[Collected data]
══════════════════════════════
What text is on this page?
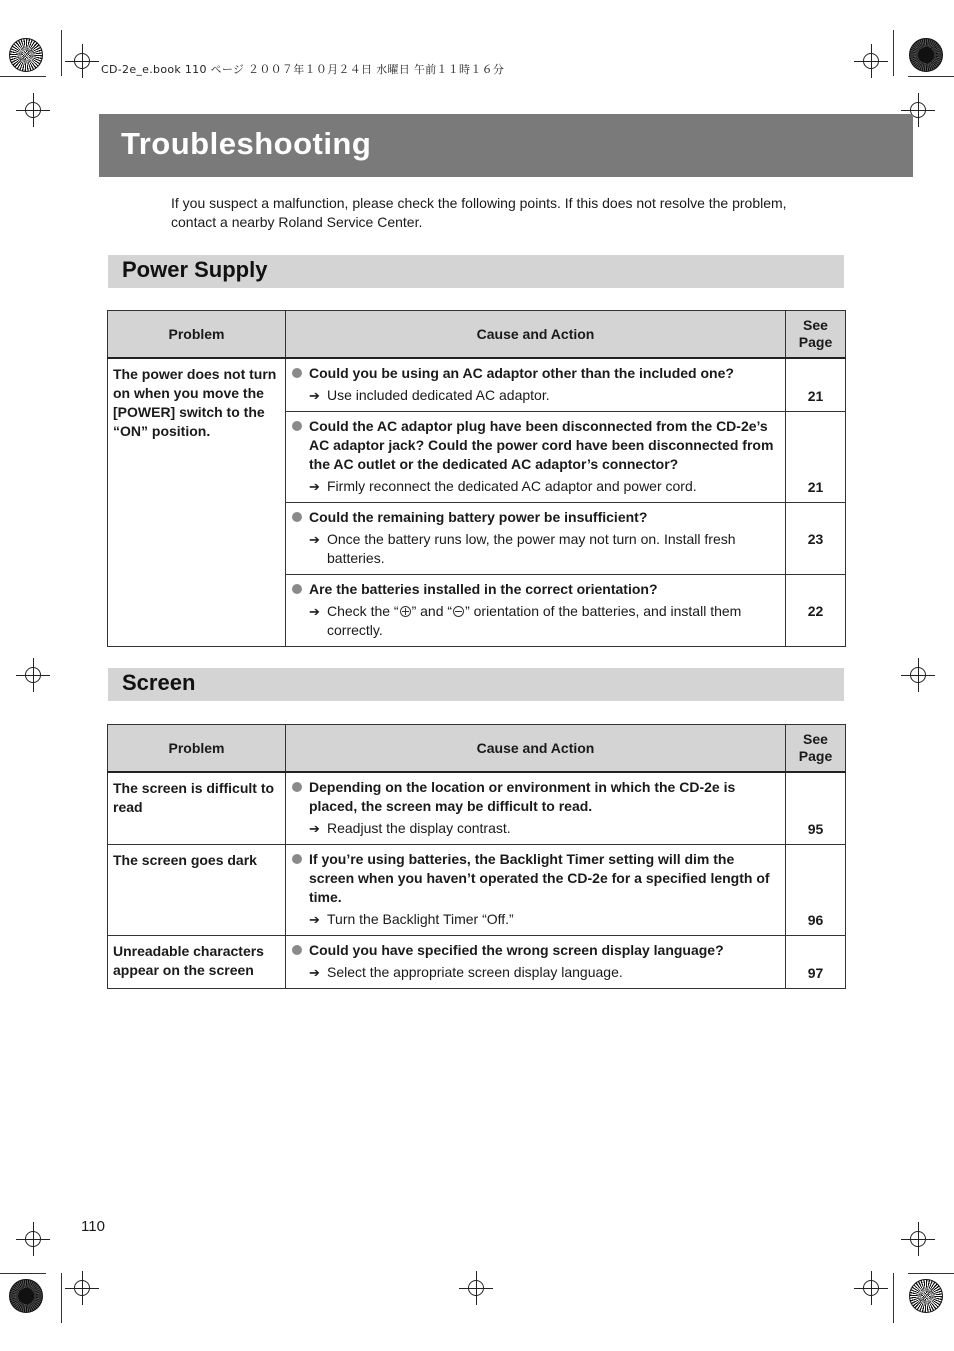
CD-2e_e.book 110 ページ ２００７年１０月２４日 水曜日 午前１１時１６分
Troubleshooting
If you suspect a malfunction, please check the following points. If this does not resolve the problem, contact a nearby Roland Service Center.
Power Supply
Problem	Cause and Action	See
Page
The power does not turn on when you move the [POWER] switch to the “ON” position.	Could you be using an AC adaptor other than the included one?
➔ Use included dedicated AC adaptor.	21

Could the AC adaptor plug have been disconnected from the CD-2e’s AC adaptor jack? Could the power cord have been disconnected from the AC outlet or the dedicated AC adaptor’s connector?
➔ Firmly reconnect the dedicated AC adaptor and power cord.	21

Could the remaining battery power be insufficient?
➔ Once the battery runs low, the power may not turn on. Install fresh batteries.	23

Are the batteries installed in the correct orientation?
➔ Check the “ ” and “ ” orientation of the batteries, and install them correctly.	22
Screen
Problem	Cause and Action	See
Page
The screen is difficult to read	Depending on the location or environment in which the CD-2e is placed, the screen may be difficult to read.
➔ Readjust the display contrast.	95
The screen goes dark	If you’re using batteries, the Backlight Timer setting will dim the screen when you haven’t operated the CD-2e for a specified length of time.
➔ Turn the Backlight Timer “Off.”	96
Unreadable characters appear on the screen	Could you have specified the wrong screen display language?
➔ Select the appropriate screen display language.	97
110
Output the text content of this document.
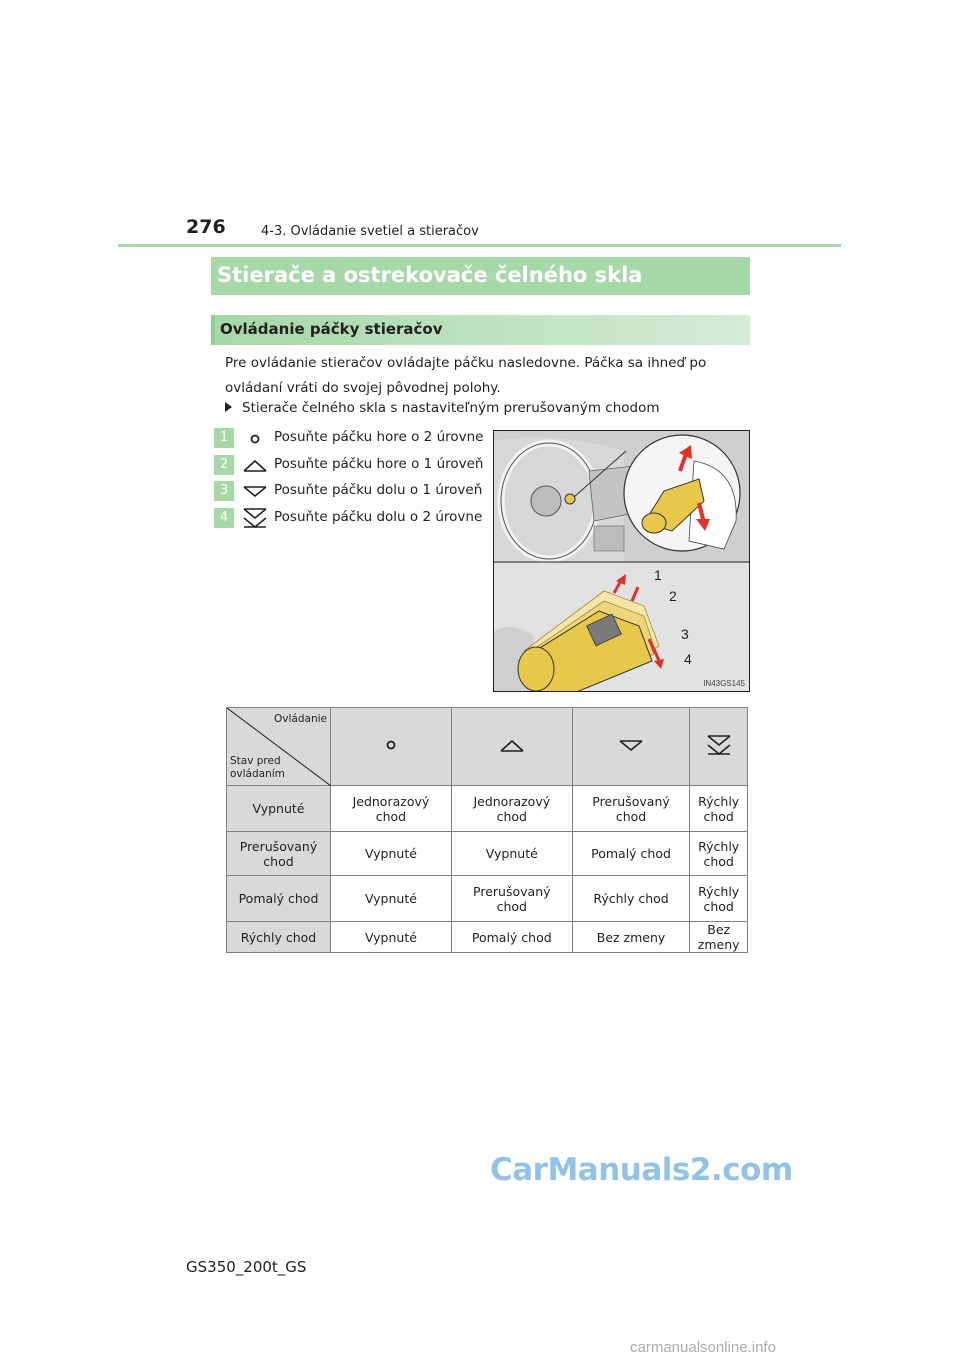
276	4-3. Ovládanie svetiel a stieračov
Stierače a ostrekovače čelného skla
Ovládanie páčky stieračov

Pre ovládanie stieračov ovládajte páčku nasledovne. Páčka sa ihneď po ovládaní vráti do svojej pôvodnej polohy.

Stierače čelného skla s nastaviteľným prerušovaným chodom
1	Posuňte páčku hore o 2 úrovne
2	Posuňte páčku hore o 1 úroveň
3	Posuňte páčku dolu o 1 úroveň
4	Posuňte páčku dolu o 2 úrovne
1
2
3
4
IN43GS145
Ovládanie
Stav pred ovládaním

Vypnuté	Jednorazový chod	Jednorazový chod	Prerušovaný chod	Rýchly chod
Prerušovaný chod	Vypnuté	Vypnuté	Pomalý chod	Rýchly chod
Pomalý chod	Vypnuté	Prerušovaný chod	Rýchly chod	Rýchly chod
Rýchly chod	Vypnuté	Pomalý chod	Bez zmeny	Bez zmeny
GS350_200t_GS
CarManuals2.com
carmanualsonline.info
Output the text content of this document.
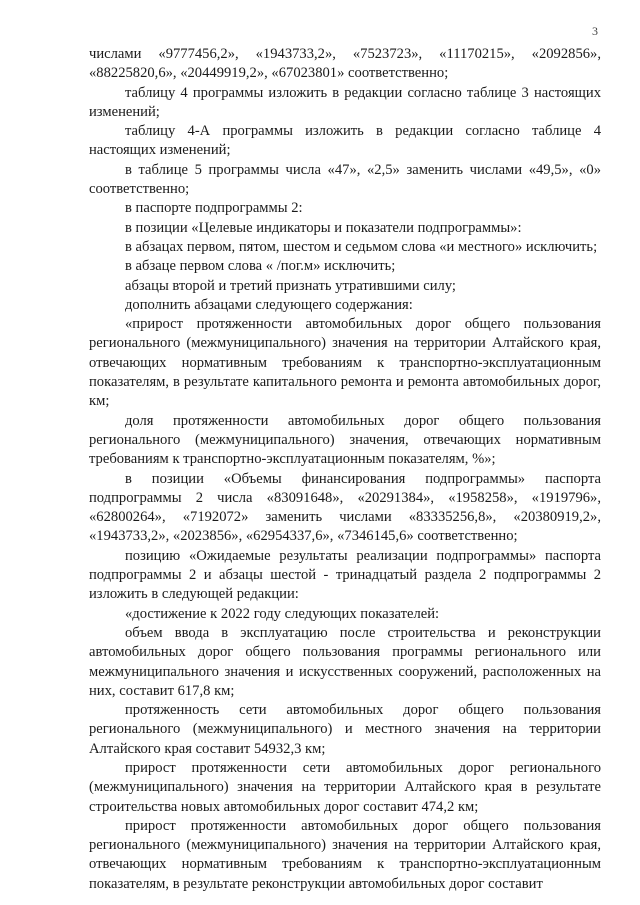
3

числами «9777456,2», «1943733,2», «7523723», «11170215», «2092856», «88225820,6», «20449919,2», «67023801» соответственно;

таблицу 4 программы изложить в редакции согласно таблице 3 настоящих изменений;

таблицу 4-А программы изложить в редакции согласно таблице 4 настоящих изменений;

в таблице 5 программы числа «47», «2,5» заменить числами «49,5», «0» соответственно;

в паспорте подпрограммы 2:

в позиции «Целевые индикаторы и показатели подпрограммы»:

в абзацах первом, пятом, шестом и седьмом слова «и местного» исключить;

в абзаце первом слова « /пог.м» исключить;

абзацы второй и третий признать утратившими силу;

дополнить абзацами следующего содержания:

«прирост протяженности автомобильных дорог общего пользования регионального (межмуниципального) значения на территории Алтайского края, отвечающих нормативным требованиям к транспортно-эксплуатационным показателям, в результате капитального ремонта и ремонта автомобильных дорог, км;

доля протяженности автомобильных дорог общего пользования регионального (межмуниципального) значения, отвечающих нормативным требованиям к транспортно-эксплуатационным показателям, %»;

в позиции «Объемы финансирования подпрограммы» паспорта подпрограммы 2 числа «83091648», «20291384», «1958258», «1919796», «62800264», «7192072» заменить числами «83335256,8», «20380919,2», «1943733,2», «2023856», «62954337,6», «7346145,6» соответственно;

позицию «Ожидаемые результаты реализации подпрограммы» паспорта подпрограммы 2 и абзацы шестой - тринадцатый раздела 2 подпрограммы 2 изложить в следующей редакции:

«достижение к 2022 году следующих показателей:

объем ввода в эксплуатацию после строительства и реконструкции автомобильных дорог общего пользования программы регионального или межмуниципального значения и искусственных сооружений, расположенных на них, составит 617,8 км;

протяженность сети автомобильных дорог общего пользования регионального (межмуниципального) и местного значения на территории Алтайского края составит 54932,3 км;

прирост протяженности сети автомобильных дорог регионального (межмуниципального) значения на территории Алтайского края в результате строительства новых автомобильных дорог составит 474,2 км;

прирост протяженности автомобильных дорог общего пользования регионального (межмуниципального) значения на территории Алтайского края, отвечающих нормативным требованиям к транспортно-эксплуатационным показателям, в результате реконструкции автомобильных дорог составит
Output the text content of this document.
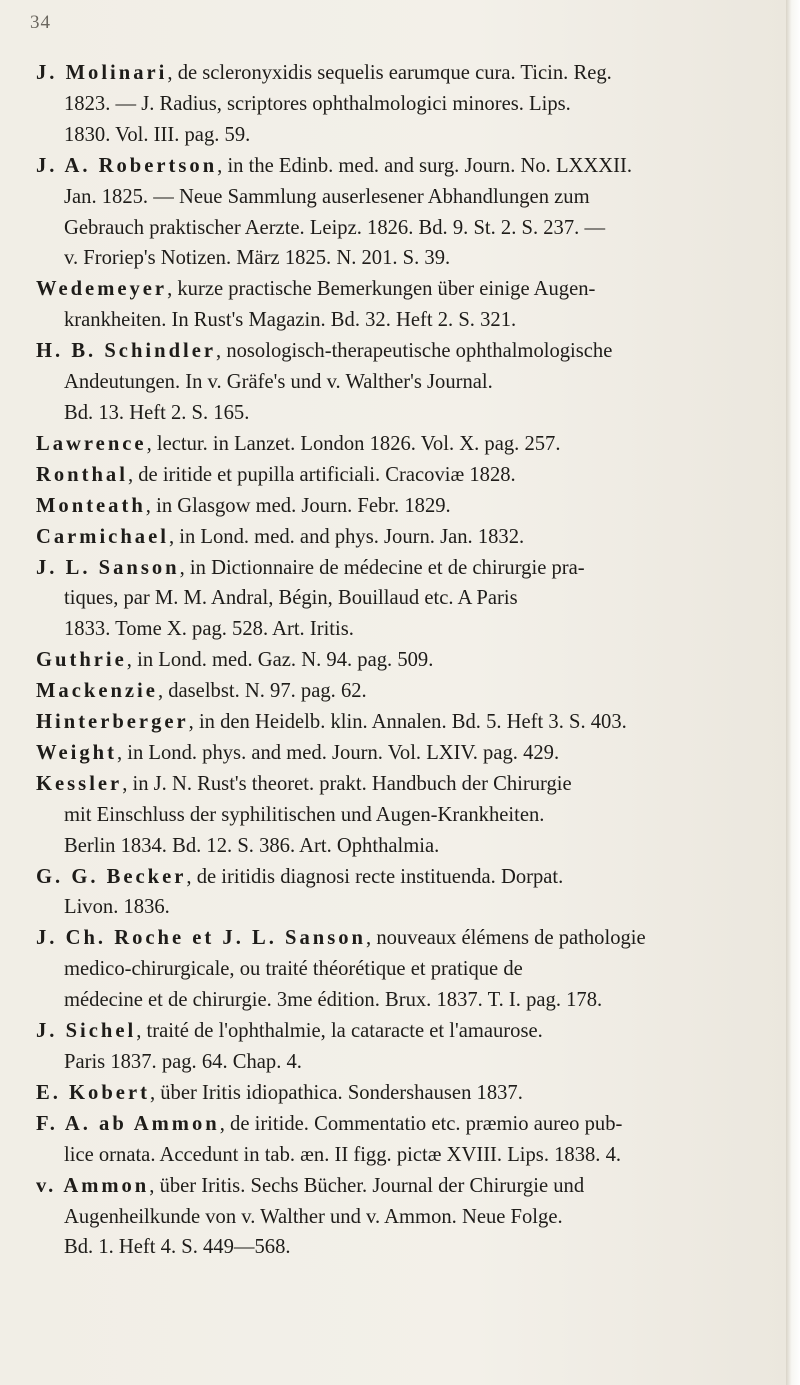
34
J. Molinari, de scleronyxidis sequelis earumque cura. Ticin. Reg.
1823. — J. Radius, scriptores ophthalmologici minores. Lips.
1830. Vol. III. pag. 59.
J. A. Robertson, in the Edinb. med. and surg. Journ. No. LXXXII.
Jan. 1825. — Neue Sammlung auserlesener Abhandlungen zum
Gebrauch praktischer Aerzte. Leipz. 1826. Bd. 9. St. 2. S. 237. —
v. Froriep's Notizen. März 1825. N. 201. S. 39.
Wedemeyer, kurze practische Bemerkungen über einige Augen-
krankheiten. In Rust's Magazin. Bd. 32. Heft 2. S. 321.
H. B. Schindler, nosologisch-therapeutische ophthalmologische
Andeutungen. In v. Gräfe's und v. Walther's Journal.
Bd. 13. Heft 2. S. 165.
Lawrence, lectur. in Lanzet. London 1826. Vol. X. pag. 257.
Ronthal, de iritide et pupilla artificiali. Cracoviæ 1828.
Monteath, in Glasgow med. Journ. Febr. 1829.
Carmichael, in Lond. med. and phys. Journ. Jan. 1832.
J. L. Sanson, in Dictionnaire de médecine et de chirurgie pra-
tiques, par M. M. Andral, Bégin, Bouillaud etc. A Paris
1833. Tome X. pag. 528. Art. Iritis.
Guthrie, in Lond. med. Gaz. N. 94. pag. 509.
Mackenzie, daselbst. N. 97. pag. 62.
Hinterberger, in den Heidelb. klin. Annalen. Bd. 5. Heft 3. S. 403.
Weight, in Lond. phys. and med. Journ. Vol. LXIV. pag. 429.
Kessler, in J. N. Rust's theoret. prakt. Handbuch der Chirurgie
mit Einschluss der syphilitischen und Augen-Krankheiten.
Berlin 1834. Bd. 12. S. 386. Art. Ophthalmia.
G. G. Becker, de iritidis diagnosi recte instituenda. Dorpat.
Livon. 1836.
J. Ch. Roche et J. L. Sanson, nouveaux élémens de pathologie
medico-chirurgicale, ou traité théorétique et pratique de
médecine et de chirurgie. 3me édition. Brux. 1837. T. I. pag. 178.
J. Sichel, traité de l'ophthalmie, la cataracte et l'amaurose.
Paris 1837. pag. 64. Chap. 4.
E. Kobert, über Iritis idiopathica. Sondershausen 1837.
F. A. ab Ammon, de iritide. Commentatio etc. præmio aureo pub-
lice ornata. Accedunt in tab. æn. II figg. pictæ XVIII. Lips. 1838. 4.
v. Ammon, über Iritis. Sechs Bücher. Journal der Chirurgie und
Augenheilkunde von v. Walther und v. Ammon. Neue Folge.
Bd. 1. Heft 4. S. 449—568.
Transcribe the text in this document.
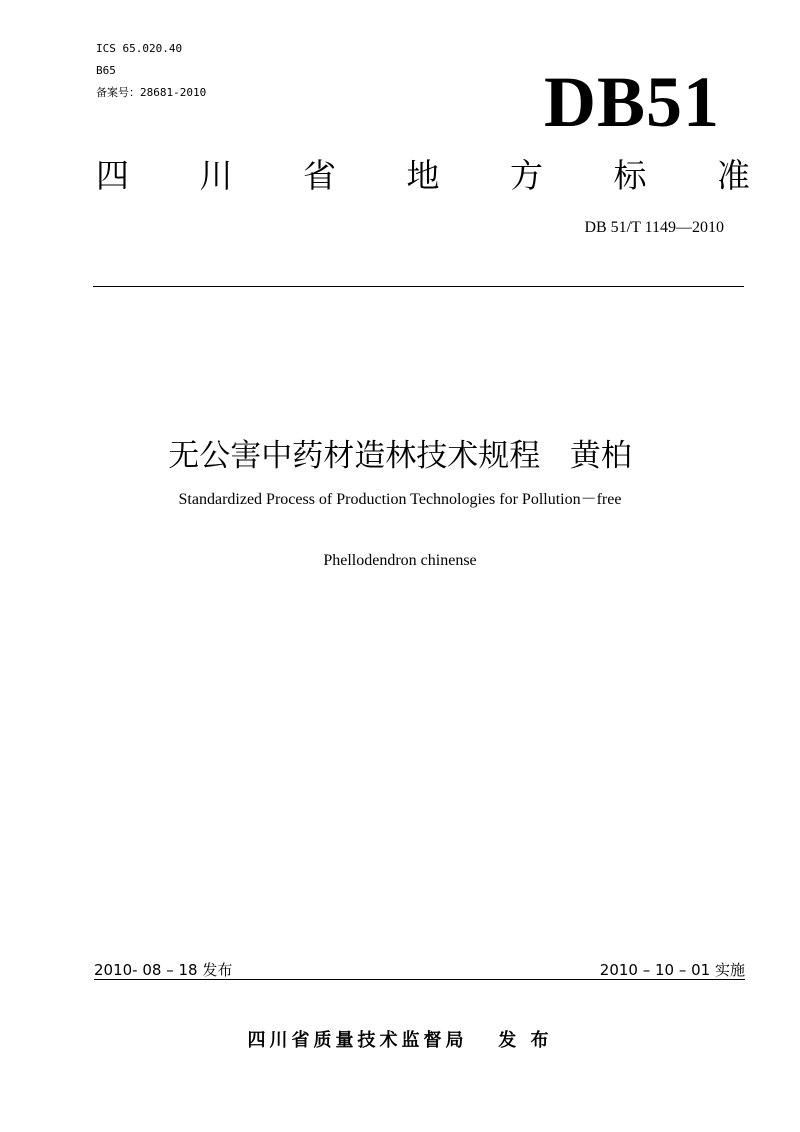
ICS 65.020.40
B65
备案号：28681-2010	DB51
四 川 省 地 方 标 准
DB 51/T 1149—2010
无公害中药材造林技术规程   黄柏
Standardized Process of Production Technologies for Pollution－free
Phellodendron chinense
2010- 08 – 18 发布	2010 – 10 – 01 实施
四川省质量技术监督局   发 布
══════════════════════════════
(The problem):
Copy each line of the records precisely and drop any images they hold.

(Correct output):
What text is on this page?
CD-2e_e.book 110 ページ ２００７年１０月２４日 水曜日 午前１１時１６分
Troubleshooting
If you suspect a malfunction, please check the following points. If this does not resolve the problem, contact a nearby Roland Service Center.
Power Supply
Problem	Cause and Action	See
Page
The power does not turn on when you move the [POWER] switch to the “ON” position.	Could you be using an AC adaptor other than the included one?
➔ Use included dedicated AC adaptor.	21

Could the AC adaptor plug have been disconnected from the CD-2e’s AC adaptor jack? Could the power cord have been disconnected from the AC outlet or the dedicated AC adaptor’s connector?
➔ Firmly reconnect the dedicated AC adaptor and power cord.	21

Could the remaining battery power be insufficient?
➔ Once the battery runs low, the power may not turn on. Install fresh batteries.	23

Are the batteries installed in the correct orientation?
➔ Check the “ ” and “ ” orientation of the batteries, and install them correctly.	22
Screen
Problem	Cause and Action	See
Page
The screen is difficult to read	Depending on the location or environment in which the CD-2e is placed, the screen may be difficult to read.
➔ Readjust the display contrast.	95
The screen goes dark	If you’re using batteries, the Backlight Timer setting will dim the screen when you haven’t operated the CD-2e for a specified length of time.
➔ Turn the Backlight Timer “Off.”	96
Unreadable characters appear on the screen	Could you have specified the wrong screen display language?
➔ Select the appropriate screen display language.	97
110
Output the text content of this document.
276	4-3. Ovládanie svetiel a stieračov
Stierače a ostrekovače čelného skla
Ovládanie páčky stieračov

Pre ovládanie stieračov ovládajte páčku nasledovne. Páčka sa ihneď po ovládaní vráti do svojej pôvodnej polohy.

Stierače čelného skla s nastaviteľným prerušovaným chodom
1	Posuňte páčku hore o 2 úrovne
2	Posuňte páčku hore o 1 úroveň
3	Posuňte páčku dolu o 1 úroveň
4	Posuňte páčku dolu o 2 úrovne
1
2
3
4
IN43GS145
Ovládanie
Stav pred ovládaním

Vypnuté	Jednorazový chod	Jednorazový chod	Prerušovaný chod	Rýchly chod
Prerušovaný chod	Vypnuté	Vypnuté	Pomalý chod	Rýchly chod
Pomalý chod	Vypnuté	Prerušovaný chod	Rýchly chod	Rýchly chod
Rýchly chod	Vypnuté	Pomalý chod	Bez zmeny	Bez zmeny
GS350_200t_GS
CarManuals2.com
carmanualsonline.info
Output the text content of this document.
3

числами «9777456,2», «1943733,2», «7523723», «11170215», «2092856», «88225820,6», «20449919,2», «67023801» соответственно;

таблицу 4 программы изложить в редакции согласно таблице 3 настоящих изменений;

таблицу 4-А программы изложить в редакции согласно таблице 4 настоящих изменений;

в таблице 5 программы числа «47», «2,5» заменить числами «49,5», «0» соответственно;

в паспорте подпрограммы 2:

в позиции «Целевые индикаторы и показатели подпрограммы»:

в абзацах первом, пятом, шестом и седьмом слова «и местного» исключить;

в абзаце первом слова « /пог.м» исключить;

абзацы второй и третий признать утратившими силу;

дополнить абзацами следующего содержания:

«прирост протяженности автомобильных дорог общего пользования регионального (межмуниципального) значения на территории Алтайского края, отвечающих нормативным требованиям к транспортно-эксплуатационным показателям, в результате капитального ремонта и ремонта автомобильных дорог, км;

доля протяженности автомобильных дорог общего пользования регионального (межмуниципального) значения, отвечающих нормативным требованиям к транспортно-эксплуатационным показателям, %»;

в позиции «Объемы финансирования подпрограммы» паспорта подпрограммы 2 числа «83091648», «20291384», «1958258», «1919796», «62800264», «7192072» заменить числами «83335256,8», «20380919,2», «1943733,2», «2023856», «62954337,6», «7346145,6» соответственно;

позицию «Ожидаемые результаты реализации подпрограммы» паспорта подпрограммы 2 и абзацы шестой - тринадцатый раздела 2 подпрограммы 2 изложить в следующей редакции:

«достижение к 2022 году следующих показателей:

объем ввода в эксплуатацию после строительства и реконструкции автомобильных дорог общего пользования программы регионального или межмуниципального значения и искусственных сооружений, расположенных на них, составит 617,8 км;

протяженность сети автомобильных дорог общего пользования регионального (межмуниципального) и местного значения на территории Алтайского края составит 54932,3 км;

прирост протяженности сети автомобильных дорог регионального (межмуниципального) значения на территории Алтайского края в результате строительства новых автомобильных дорог составит 474,2 км;

прирост протяженности автомобильных дорог общего пользования регионального (межмуниципального) значения на территории Алтайского края, отвечающих нормативным требованиям к транспортно-эксплуатационным показателям, в результате реконструкции автомобильных дорог составит
Output the text content of this document.
34
J. Molinari, de scleronyxidis sequelis earumque cura. Ticin. Reg.
1823. — J. Radius, scriptores ophthalmologici minores. Lips.
1830. Vol. III. pag. 59.
J. A. Robertson, in the Edinb. med. and surg. Journ. No. LXXXII.
Jan. 1825. — Neue Sammlung auserlesener Abhandlungen zum
Gebrauch praktischer Aerzte. Leipz. 1826. Bd. 9. St. 2. S. 237. —
v. Froriep's Notizen. März 1825. N. 201. S. 39.
Wedemeyer, kurze practische Bemerkungen über einige Augen-
krankheiten. In Rust's Magazin. Bd. 32. Heft 2. S. 321.
H. B. Schindler, nosologisch-therapeutische ophthalmologische
Andeutungen. In v. Gräfe's und v. Walther's Journal.
Bd. 13. Heft 2. S. 165.
Lawrence, lectur. in Lanzet. London 1826. Vol. X. pag. 257.
Ronthal, de iritide et pupilla artificiali. Cracoviæ 1828.
Monteath, in Glasgow med. Journ. Febr. 1829.
Carmichael, in Lond. med. and phys. Journ. Jan. 1832.
J. L. Sanson, in Dictionnaire de médecine et de chirurgie pra-
tiques, par M. M. Andral, Bégin, Bouillaud etc. A Paris
1833. Tome X. pag. 528. Art. Iritis.
Guthrie, in Lond. med. Gaz. N. 94. pag. 509.
Mackenzie, daselbst. N. 97. pag. 62.
Hinterberger, in den Heidelb. klin. Annalen. Bd. 5. Heft 3. S. 403.
Weight, in Lond. phys. and med. Journ. Vol. LXIV. pag. 429.
Kessler, in J. N. Rust's theoret. prakt. Handbuch der Chirurgie
mit Einschluss der syphilitischen und Augen-Krankheiten.
Berlin 1834. Bd. 12. S. 386. Art. Ophthalmia.
G. G. Becker, de iritidis diagnosi recte instituenda. Dorpat.
Livon. 1836.
J. Ch. Roche et J. L. Sanson, nouveaux élémens de pathologie
medico-chirurgicale, ou traité théorétique et pratique de
médecine et de chirurgie. 3me édition. Brux. 1837. T. I. pag. 178.
J. Sichel, traité de l'ophthalmie, la cataracte et l'amaurose.
Paris 1837. pag. 64. Chap. 4.
E. Kobert, über Iritis idiopathica. Sondershausen 1837.
F. A. ab Ammon, de iritide. Commentatio etc. præmio aureo pub-
lice ornata. Accedunt in tab. æn. II figg. pictæ XVIII. Lips. 1838. 4.
v. Ammon, über Iritis. Sechs Bücher. Journal der Chirurgie und
Augenheilkunde von v. Walther und v. Ammon. Neue Folge.
Bd. 1. Heft 4. S. 449—568.
Transcribe the text in this document.
ICS 65.020.40
B65
备案号：28681-2010	DB51
四 川 省 地 方 标 准
DB 51/T 1149—2010
无公害中药材造林技术规程   黄柏
Standardized Process of Production Technologies for Pollution－free
Phellodendron chinense
2010- 08 – 18 发布	2010 – 10 – 01 实施
四川省质量技术监督局   发 布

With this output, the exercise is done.